● Work to be completed
Where a line contains the word "data", copy that line.

[Some records]
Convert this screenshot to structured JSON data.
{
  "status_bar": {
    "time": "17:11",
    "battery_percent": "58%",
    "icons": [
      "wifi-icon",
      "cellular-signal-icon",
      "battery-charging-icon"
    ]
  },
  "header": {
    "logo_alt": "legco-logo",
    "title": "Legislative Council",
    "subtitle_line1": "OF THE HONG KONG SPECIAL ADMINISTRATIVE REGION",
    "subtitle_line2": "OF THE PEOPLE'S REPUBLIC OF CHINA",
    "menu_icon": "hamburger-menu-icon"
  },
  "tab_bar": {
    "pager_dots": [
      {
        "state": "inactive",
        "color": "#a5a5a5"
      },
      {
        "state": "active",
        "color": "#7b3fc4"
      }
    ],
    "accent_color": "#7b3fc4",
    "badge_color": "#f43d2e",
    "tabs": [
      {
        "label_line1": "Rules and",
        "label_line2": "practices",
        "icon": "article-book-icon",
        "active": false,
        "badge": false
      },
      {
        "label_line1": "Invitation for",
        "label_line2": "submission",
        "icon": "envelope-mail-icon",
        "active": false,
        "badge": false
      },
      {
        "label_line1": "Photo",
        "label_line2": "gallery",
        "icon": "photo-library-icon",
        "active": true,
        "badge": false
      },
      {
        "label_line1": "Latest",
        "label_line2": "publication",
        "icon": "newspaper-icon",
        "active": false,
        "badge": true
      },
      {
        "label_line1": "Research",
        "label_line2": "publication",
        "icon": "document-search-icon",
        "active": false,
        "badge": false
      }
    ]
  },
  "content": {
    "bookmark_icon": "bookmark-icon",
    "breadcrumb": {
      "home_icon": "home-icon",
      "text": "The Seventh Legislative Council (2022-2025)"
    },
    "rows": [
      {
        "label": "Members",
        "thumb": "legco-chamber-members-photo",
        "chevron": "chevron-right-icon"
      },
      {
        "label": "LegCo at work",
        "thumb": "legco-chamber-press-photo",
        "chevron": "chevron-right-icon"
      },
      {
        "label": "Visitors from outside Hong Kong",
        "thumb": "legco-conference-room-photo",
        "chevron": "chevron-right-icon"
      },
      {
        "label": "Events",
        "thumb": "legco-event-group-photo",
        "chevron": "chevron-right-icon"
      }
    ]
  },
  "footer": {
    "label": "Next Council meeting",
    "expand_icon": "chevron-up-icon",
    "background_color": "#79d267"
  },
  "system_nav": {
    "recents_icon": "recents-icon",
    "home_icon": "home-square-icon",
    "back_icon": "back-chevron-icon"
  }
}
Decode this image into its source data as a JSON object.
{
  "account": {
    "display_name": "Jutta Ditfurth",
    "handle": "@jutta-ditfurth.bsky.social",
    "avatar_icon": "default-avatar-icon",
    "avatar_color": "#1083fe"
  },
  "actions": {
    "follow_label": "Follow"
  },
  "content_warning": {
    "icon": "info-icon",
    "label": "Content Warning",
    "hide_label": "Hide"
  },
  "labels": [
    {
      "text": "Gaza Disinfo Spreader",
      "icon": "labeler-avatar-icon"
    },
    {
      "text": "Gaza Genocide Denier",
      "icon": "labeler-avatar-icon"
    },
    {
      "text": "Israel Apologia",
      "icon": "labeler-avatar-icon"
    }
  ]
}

● Completed exercise
Convert this screenshot to structured JSON data.
Decode this image into its source data as a JSON object.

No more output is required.